(Data records)
** Start **
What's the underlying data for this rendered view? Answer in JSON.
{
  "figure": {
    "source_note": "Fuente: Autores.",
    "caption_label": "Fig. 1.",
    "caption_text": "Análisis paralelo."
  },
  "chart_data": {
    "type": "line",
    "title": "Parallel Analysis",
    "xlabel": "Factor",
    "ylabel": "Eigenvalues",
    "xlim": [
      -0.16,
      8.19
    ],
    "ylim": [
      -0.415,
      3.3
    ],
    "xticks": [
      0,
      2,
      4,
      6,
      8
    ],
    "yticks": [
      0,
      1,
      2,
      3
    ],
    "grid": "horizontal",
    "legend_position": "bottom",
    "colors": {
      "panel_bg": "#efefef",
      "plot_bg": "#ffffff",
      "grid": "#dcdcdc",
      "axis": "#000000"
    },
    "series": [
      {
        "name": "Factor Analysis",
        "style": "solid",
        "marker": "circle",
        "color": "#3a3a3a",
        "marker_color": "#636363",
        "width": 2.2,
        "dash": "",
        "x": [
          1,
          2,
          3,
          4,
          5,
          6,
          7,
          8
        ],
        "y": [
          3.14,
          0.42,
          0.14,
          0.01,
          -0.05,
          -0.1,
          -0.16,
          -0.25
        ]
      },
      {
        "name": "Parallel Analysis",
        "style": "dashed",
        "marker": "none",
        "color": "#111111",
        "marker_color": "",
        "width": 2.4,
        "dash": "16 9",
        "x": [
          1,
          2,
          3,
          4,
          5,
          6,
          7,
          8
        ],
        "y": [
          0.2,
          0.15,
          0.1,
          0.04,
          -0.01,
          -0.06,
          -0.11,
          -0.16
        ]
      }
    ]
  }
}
** End **
> [YOUR TASK] Gather from the entries above all lines that include the string "Parallel".

> [RESULT]
    "title": "Parallel Analysis",
        "name": "Parallel Analysis",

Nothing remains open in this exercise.